Stored data entries
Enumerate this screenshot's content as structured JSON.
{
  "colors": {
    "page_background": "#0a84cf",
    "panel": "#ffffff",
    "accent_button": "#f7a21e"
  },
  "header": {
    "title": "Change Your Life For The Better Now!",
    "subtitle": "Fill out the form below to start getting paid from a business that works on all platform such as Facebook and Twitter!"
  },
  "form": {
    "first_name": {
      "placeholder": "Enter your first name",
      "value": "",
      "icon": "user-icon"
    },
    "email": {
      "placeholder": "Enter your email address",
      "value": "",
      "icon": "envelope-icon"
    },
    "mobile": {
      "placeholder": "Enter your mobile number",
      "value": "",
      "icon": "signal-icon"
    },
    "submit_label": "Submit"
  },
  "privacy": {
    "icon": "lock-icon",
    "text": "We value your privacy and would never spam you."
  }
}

---

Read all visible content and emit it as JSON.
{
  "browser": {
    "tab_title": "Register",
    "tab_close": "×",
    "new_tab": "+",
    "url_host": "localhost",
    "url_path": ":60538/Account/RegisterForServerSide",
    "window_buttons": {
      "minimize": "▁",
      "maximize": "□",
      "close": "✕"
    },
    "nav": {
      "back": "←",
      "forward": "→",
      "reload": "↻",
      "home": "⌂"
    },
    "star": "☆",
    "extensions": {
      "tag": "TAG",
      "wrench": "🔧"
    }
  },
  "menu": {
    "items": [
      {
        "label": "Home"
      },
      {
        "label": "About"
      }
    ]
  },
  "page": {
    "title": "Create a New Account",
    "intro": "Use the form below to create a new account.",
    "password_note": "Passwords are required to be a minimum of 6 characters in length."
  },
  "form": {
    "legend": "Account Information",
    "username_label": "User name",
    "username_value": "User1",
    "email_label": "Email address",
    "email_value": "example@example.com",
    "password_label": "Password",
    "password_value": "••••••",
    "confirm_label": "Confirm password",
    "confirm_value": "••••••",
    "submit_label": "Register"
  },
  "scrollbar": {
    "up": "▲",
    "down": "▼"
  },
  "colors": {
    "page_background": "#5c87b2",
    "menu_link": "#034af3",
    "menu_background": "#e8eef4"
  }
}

» Given instruction
Collect the complete line wherever the string "address" appears in the records.

» Exercise response
      "placeholder": "Enter your email address",
    "email_label": "Email address",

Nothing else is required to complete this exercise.